- Problem to work on: Scan the data beneath this task and copy each line that includes "crayon".

Collected data

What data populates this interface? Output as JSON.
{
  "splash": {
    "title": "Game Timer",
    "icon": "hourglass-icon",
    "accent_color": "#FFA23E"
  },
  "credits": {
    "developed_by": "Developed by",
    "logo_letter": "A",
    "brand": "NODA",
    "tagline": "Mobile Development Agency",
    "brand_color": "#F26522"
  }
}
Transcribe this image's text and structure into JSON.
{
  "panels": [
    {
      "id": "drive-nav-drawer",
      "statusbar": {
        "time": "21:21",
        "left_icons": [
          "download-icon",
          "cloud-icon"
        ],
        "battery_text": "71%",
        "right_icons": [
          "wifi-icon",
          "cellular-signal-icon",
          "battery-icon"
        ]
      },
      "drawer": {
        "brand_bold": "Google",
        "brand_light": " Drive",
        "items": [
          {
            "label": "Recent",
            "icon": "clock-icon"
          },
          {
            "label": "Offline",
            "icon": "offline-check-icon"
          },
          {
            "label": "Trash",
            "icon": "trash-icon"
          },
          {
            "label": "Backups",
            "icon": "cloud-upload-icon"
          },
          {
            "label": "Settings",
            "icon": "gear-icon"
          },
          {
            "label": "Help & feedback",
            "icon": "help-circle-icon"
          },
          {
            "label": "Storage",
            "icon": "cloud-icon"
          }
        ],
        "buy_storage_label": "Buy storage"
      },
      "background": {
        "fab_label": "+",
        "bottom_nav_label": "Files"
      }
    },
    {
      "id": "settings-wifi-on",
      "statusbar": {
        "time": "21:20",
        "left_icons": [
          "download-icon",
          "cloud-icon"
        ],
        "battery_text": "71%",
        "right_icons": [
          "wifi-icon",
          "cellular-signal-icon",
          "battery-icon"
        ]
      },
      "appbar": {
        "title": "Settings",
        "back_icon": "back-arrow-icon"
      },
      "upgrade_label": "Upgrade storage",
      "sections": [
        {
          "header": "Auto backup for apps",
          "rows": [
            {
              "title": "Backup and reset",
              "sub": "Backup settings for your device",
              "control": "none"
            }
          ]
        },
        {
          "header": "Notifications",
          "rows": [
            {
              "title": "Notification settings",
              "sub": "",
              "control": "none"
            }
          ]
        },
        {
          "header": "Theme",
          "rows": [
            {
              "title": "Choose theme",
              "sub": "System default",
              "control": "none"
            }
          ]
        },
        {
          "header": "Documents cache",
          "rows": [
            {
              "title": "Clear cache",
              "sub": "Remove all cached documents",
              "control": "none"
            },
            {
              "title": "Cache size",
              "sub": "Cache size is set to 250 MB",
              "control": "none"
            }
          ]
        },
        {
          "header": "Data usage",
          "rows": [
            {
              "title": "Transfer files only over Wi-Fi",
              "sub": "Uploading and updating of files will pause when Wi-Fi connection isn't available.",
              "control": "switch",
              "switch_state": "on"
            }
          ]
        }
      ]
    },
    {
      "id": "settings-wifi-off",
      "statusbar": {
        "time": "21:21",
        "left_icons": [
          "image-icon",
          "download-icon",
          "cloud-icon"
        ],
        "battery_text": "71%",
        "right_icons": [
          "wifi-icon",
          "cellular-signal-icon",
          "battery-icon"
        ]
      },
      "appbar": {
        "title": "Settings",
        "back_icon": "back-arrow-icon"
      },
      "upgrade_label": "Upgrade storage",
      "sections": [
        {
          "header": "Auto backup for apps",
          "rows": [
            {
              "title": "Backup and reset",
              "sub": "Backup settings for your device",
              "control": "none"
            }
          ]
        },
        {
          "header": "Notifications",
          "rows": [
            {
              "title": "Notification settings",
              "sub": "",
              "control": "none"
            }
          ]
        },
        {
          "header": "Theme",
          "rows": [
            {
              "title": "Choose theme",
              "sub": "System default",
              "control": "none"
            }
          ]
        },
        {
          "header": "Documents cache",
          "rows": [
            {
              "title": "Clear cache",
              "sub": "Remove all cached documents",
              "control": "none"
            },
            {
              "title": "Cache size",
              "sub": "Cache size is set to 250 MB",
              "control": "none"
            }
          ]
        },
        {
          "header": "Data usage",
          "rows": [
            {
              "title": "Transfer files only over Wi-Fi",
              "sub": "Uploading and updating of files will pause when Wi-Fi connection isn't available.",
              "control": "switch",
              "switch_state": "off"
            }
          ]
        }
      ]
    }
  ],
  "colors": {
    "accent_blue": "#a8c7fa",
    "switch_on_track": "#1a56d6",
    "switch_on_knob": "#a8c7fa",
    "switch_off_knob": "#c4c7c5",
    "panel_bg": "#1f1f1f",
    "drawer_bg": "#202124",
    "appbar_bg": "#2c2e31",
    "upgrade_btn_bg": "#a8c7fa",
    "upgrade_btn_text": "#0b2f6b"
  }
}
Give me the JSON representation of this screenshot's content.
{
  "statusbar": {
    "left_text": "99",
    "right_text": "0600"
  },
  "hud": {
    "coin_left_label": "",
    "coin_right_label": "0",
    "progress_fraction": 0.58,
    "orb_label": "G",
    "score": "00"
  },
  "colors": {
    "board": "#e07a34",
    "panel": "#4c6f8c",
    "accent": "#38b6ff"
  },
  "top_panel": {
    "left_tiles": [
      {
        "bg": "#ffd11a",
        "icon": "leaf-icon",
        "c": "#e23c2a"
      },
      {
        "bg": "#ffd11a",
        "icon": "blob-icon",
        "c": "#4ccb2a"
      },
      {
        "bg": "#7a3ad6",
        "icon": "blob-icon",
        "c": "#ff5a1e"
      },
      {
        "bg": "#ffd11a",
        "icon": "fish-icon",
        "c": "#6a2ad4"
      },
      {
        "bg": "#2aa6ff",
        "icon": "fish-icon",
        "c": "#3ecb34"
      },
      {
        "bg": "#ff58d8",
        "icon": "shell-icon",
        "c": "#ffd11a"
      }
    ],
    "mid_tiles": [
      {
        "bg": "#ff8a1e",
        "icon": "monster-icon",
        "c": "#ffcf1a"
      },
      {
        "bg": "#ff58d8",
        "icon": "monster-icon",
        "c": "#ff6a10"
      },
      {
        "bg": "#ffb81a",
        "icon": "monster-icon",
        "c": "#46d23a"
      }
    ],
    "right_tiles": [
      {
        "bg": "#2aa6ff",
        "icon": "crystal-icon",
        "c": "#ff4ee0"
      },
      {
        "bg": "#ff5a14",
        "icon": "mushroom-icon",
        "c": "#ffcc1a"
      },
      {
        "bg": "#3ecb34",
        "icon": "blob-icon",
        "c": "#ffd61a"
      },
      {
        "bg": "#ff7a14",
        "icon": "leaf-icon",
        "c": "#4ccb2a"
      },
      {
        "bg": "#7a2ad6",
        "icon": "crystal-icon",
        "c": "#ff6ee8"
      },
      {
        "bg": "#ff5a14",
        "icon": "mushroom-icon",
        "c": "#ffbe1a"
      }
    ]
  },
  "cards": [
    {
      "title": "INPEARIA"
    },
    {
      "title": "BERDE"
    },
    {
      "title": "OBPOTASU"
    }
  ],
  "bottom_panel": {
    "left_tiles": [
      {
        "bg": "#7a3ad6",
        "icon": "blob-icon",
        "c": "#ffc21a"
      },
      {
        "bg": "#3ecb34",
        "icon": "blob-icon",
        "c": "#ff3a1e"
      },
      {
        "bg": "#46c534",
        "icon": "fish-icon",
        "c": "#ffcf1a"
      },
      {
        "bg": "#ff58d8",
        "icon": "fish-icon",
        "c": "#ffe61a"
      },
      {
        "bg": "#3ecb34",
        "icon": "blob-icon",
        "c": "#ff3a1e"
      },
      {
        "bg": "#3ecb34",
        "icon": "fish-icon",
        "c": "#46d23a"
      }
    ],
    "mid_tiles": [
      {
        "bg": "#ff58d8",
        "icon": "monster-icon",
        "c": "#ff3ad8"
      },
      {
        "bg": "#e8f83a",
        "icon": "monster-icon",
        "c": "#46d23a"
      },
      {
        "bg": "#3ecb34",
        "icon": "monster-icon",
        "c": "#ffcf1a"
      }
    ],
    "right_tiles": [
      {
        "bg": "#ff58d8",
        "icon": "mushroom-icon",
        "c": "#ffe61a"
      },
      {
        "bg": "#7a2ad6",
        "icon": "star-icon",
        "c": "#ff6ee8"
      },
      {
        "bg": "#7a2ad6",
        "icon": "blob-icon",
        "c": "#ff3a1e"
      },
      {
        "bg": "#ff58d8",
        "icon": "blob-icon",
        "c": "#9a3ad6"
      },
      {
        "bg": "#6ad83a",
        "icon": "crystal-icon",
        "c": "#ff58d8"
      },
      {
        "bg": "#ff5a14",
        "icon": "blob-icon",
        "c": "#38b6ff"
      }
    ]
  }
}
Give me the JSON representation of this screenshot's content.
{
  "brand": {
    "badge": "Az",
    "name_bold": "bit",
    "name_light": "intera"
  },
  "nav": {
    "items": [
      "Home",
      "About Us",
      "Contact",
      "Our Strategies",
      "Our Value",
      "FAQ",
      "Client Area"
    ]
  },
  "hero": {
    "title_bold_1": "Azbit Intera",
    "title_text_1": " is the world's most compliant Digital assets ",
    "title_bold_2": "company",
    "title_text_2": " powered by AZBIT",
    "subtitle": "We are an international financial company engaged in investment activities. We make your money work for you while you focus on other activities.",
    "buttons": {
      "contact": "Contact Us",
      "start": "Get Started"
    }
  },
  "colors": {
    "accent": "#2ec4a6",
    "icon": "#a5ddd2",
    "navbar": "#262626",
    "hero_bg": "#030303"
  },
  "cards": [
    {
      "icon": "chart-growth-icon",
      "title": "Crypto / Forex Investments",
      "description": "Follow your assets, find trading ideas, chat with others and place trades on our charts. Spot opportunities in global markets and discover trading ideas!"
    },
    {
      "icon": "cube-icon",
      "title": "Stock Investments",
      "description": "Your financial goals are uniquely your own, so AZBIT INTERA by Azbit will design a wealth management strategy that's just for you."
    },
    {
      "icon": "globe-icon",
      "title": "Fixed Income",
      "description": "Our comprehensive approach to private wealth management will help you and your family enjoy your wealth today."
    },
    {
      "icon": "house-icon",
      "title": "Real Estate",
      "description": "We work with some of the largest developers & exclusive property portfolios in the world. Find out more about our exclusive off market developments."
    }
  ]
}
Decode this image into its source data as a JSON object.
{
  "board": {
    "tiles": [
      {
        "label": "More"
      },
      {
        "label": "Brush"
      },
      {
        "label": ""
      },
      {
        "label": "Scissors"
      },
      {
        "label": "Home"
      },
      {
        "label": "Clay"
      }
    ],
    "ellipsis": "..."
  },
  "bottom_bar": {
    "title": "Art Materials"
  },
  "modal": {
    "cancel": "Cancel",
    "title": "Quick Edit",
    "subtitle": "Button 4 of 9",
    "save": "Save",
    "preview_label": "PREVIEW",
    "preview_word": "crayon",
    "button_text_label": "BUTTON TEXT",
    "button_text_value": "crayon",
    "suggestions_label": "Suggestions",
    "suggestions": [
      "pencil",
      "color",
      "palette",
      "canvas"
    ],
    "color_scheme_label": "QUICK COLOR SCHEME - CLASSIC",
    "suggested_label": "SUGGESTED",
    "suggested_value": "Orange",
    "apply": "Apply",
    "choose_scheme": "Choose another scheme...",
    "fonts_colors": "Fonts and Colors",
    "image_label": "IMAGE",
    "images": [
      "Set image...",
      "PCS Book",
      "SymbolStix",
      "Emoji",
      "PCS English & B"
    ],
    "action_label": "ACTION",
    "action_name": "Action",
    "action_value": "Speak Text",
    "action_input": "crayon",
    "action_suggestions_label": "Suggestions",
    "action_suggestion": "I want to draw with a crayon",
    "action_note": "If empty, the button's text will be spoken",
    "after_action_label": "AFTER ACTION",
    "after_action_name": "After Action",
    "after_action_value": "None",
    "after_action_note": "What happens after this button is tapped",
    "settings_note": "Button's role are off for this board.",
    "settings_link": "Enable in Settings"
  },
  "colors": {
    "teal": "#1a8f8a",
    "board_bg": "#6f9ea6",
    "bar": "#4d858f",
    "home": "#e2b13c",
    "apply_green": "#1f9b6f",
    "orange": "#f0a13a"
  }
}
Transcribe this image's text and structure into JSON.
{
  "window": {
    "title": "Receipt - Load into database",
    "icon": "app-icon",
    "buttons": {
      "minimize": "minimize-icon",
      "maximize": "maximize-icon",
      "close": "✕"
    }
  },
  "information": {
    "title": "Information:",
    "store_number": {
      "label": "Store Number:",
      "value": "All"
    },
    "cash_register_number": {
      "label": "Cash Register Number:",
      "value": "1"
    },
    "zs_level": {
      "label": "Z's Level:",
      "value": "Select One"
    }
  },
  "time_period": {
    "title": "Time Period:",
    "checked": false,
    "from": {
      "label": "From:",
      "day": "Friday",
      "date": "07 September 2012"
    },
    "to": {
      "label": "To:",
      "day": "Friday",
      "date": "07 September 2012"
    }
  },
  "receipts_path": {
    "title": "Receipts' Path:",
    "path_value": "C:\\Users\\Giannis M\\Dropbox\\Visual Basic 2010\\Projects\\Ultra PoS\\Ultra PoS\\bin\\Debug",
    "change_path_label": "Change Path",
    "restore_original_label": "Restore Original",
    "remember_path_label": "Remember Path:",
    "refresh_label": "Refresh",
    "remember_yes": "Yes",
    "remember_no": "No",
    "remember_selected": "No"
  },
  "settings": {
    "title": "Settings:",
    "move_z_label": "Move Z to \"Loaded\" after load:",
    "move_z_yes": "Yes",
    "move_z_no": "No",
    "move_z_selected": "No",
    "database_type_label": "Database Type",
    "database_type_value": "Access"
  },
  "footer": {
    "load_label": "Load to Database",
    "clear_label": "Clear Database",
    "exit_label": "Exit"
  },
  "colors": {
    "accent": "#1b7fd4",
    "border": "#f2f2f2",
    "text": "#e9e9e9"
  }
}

- Result:
    "preview_word": "crayon",
    "button_text_value": "crayon",
    "action_input": "crayon",
    "action_suggestion": "I want to draw with a crayon",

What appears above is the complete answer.